# WHAT TO WORK ON
Copy each line in the data that includes the word "this".

++++ STORED ROWS

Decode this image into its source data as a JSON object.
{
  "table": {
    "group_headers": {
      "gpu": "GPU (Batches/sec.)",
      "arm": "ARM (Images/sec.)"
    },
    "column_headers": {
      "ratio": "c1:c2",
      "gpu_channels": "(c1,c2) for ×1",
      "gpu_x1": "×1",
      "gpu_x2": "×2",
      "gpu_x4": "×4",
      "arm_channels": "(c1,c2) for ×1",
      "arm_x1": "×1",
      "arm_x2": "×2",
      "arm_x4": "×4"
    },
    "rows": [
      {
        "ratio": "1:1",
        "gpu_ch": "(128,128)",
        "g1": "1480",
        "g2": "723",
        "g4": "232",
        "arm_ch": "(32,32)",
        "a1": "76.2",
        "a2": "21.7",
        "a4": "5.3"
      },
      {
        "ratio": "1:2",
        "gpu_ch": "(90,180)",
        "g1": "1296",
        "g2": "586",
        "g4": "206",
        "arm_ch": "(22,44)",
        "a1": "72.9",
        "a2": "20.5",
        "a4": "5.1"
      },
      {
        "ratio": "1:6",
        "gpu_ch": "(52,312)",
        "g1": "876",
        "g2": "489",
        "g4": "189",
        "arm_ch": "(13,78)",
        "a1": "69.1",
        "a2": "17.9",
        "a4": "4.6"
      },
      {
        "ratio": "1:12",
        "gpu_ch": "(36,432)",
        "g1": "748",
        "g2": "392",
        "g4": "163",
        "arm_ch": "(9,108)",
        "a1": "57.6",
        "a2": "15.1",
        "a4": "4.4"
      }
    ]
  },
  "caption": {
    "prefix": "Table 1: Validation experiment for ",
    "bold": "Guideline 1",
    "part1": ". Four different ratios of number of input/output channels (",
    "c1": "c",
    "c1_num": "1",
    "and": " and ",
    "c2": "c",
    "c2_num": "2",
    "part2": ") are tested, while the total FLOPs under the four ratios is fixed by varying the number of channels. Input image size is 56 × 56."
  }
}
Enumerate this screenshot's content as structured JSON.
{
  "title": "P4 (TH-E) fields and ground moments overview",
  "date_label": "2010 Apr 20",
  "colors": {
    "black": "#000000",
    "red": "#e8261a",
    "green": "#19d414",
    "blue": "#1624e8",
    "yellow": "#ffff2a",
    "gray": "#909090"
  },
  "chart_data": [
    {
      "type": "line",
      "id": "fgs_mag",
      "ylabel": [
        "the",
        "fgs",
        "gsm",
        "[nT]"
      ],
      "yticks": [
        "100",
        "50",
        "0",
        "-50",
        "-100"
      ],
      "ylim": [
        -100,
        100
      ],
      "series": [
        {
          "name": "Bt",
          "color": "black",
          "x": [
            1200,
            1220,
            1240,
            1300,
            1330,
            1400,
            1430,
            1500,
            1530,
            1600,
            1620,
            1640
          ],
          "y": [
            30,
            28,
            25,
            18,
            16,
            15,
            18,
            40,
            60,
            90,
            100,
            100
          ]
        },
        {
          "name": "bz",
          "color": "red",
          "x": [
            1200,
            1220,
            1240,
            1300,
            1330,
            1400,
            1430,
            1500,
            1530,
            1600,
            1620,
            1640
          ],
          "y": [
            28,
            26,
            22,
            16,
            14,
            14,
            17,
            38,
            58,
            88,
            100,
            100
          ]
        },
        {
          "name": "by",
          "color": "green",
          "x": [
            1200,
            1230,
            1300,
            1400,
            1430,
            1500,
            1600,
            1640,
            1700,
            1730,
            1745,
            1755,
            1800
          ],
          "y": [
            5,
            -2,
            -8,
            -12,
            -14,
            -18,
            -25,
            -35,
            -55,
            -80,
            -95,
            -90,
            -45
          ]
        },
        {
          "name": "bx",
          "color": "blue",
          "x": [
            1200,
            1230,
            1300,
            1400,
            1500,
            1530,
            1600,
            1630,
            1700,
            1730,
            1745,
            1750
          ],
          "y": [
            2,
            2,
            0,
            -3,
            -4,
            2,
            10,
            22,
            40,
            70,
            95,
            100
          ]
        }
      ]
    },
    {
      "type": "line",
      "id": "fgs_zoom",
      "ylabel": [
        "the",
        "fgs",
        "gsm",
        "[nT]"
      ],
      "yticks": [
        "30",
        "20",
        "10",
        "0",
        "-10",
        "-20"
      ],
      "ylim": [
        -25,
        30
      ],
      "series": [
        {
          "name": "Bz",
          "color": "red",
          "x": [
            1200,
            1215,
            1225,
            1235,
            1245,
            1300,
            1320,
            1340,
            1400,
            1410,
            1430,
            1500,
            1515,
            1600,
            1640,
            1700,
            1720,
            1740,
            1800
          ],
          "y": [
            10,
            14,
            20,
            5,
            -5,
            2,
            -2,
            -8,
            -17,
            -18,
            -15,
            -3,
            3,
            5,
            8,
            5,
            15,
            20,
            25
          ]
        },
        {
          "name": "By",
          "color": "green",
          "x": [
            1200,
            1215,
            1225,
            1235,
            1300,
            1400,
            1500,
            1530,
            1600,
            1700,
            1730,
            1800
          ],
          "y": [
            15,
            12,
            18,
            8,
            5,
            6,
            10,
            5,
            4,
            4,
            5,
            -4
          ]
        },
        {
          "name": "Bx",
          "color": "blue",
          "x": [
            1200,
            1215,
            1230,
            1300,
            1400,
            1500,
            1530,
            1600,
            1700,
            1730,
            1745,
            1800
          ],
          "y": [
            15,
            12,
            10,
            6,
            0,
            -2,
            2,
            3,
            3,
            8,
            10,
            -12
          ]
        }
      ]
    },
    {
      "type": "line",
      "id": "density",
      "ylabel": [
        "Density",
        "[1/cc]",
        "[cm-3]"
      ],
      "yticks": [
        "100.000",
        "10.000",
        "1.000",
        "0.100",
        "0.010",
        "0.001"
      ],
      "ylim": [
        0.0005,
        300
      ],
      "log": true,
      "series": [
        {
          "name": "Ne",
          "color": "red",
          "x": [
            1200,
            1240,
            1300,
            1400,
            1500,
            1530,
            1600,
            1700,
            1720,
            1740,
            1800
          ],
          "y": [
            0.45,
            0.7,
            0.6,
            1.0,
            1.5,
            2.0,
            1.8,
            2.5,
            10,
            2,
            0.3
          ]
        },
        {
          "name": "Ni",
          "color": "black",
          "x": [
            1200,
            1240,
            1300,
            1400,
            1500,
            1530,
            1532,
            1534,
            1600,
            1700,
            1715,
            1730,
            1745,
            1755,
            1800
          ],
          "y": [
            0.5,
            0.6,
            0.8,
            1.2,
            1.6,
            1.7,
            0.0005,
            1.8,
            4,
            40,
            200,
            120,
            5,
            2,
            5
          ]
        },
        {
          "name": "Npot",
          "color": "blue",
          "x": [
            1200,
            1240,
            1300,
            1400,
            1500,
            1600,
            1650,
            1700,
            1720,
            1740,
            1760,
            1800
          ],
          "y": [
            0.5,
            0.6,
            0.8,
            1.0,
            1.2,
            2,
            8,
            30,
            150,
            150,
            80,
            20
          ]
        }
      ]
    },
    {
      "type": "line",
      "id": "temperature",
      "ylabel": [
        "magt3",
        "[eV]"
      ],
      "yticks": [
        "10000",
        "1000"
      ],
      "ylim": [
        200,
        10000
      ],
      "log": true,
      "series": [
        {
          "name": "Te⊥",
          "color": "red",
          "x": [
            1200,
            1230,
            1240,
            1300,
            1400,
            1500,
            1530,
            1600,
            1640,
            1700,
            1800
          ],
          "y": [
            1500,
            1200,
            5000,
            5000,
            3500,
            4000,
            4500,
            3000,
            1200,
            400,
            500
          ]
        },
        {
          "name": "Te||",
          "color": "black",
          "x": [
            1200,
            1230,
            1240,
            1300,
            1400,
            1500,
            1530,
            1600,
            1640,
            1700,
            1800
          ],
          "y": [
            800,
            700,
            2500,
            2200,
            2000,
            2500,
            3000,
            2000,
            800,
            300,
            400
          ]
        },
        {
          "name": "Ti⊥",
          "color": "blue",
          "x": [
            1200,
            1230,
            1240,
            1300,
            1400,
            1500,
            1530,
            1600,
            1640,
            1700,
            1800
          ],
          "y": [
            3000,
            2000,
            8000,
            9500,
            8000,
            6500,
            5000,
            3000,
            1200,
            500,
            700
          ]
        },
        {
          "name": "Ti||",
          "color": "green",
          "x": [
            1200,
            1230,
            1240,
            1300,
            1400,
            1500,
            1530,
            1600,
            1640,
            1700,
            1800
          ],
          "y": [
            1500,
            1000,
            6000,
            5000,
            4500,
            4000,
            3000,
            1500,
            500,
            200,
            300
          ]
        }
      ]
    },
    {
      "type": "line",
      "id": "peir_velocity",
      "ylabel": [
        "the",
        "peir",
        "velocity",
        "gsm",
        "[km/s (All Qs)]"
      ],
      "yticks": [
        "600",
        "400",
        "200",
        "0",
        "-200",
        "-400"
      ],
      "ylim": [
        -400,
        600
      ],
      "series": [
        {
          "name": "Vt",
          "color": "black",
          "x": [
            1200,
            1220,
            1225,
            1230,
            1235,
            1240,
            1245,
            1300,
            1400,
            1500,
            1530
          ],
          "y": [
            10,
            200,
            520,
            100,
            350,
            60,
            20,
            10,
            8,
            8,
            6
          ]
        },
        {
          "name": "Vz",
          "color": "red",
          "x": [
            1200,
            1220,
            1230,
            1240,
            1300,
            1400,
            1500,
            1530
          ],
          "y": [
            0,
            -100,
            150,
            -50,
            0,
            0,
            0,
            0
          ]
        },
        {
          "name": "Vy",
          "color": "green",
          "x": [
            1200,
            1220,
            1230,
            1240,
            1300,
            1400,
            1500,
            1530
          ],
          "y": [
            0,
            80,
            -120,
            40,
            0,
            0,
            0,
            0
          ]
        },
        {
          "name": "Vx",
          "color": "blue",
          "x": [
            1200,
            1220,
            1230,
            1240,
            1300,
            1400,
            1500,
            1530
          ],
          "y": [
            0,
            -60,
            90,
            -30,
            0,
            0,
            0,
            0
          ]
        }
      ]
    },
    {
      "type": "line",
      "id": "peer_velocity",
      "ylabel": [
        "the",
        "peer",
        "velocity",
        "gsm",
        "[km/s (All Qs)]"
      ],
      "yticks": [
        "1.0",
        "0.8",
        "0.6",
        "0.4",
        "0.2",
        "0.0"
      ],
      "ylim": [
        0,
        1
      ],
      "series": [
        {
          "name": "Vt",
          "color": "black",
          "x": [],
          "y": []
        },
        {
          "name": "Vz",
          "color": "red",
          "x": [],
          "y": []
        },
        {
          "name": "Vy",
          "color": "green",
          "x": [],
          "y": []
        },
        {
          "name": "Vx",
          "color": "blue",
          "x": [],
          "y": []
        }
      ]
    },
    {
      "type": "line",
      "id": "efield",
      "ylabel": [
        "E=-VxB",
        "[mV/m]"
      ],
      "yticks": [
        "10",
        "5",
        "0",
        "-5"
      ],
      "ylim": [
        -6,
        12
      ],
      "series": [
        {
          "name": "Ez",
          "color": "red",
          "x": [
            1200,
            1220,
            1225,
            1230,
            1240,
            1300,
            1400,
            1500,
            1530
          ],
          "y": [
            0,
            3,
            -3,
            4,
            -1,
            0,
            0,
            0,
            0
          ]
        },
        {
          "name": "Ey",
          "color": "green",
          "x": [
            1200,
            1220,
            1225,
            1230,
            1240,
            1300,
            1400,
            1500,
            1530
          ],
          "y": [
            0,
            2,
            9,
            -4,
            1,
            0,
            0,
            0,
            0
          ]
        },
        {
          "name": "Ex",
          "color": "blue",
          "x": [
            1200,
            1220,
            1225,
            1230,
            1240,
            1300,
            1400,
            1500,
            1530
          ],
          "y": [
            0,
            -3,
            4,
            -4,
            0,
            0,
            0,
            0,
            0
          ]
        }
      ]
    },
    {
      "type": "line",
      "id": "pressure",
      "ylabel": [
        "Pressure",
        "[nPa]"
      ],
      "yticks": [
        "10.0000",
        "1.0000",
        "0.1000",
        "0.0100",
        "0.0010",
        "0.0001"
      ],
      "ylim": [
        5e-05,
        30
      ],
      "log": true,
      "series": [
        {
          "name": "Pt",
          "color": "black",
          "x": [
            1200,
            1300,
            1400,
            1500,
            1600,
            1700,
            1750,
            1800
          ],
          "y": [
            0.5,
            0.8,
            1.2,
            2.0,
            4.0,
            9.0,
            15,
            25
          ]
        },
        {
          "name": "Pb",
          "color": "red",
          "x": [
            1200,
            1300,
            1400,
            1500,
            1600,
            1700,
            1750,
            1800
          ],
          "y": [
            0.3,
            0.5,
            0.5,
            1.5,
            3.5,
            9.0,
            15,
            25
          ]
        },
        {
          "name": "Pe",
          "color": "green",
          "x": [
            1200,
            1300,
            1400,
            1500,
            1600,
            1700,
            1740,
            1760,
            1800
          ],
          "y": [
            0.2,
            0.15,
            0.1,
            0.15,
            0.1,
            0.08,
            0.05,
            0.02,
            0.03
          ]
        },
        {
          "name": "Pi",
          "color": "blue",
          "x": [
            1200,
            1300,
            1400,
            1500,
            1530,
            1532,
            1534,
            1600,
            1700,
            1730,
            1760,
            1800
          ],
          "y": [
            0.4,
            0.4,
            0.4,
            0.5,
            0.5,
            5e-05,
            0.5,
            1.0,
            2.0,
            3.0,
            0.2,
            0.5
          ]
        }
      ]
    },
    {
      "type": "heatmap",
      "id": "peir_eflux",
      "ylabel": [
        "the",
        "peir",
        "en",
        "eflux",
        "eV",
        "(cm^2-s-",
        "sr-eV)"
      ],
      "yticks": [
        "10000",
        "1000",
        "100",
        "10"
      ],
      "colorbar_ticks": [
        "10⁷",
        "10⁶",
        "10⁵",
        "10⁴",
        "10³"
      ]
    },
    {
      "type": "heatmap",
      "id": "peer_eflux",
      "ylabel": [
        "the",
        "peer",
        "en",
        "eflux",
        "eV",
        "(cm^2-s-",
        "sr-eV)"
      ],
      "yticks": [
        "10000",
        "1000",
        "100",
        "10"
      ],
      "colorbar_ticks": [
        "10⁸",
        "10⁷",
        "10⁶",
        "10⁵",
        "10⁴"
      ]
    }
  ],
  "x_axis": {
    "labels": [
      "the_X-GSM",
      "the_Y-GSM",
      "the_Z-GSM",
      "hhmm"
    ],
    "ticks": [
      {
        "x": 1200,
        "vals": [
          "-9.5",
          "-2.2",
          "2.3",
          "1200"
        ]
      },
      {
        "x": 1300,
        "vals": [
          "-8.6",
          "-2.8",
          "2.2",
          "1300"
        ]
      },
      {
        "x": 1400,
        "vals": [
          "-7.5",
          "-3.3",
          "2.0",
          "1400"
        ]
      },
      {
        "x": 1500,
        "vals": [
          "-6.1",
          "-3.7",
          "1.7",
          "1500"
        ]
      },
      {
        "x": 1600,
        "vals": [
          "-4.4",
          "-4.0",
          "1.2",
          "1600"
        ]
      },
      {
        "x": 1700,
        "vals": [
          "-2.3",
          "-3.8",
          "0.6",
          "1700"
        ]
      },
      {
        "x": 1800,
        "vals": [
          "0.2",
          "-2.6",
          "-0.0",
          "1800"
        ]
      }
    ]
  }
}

++++++++

# THE ANSWER
Decode this image into its source data as a JSON object.
Enumerate this screenshot's content as structured JSON.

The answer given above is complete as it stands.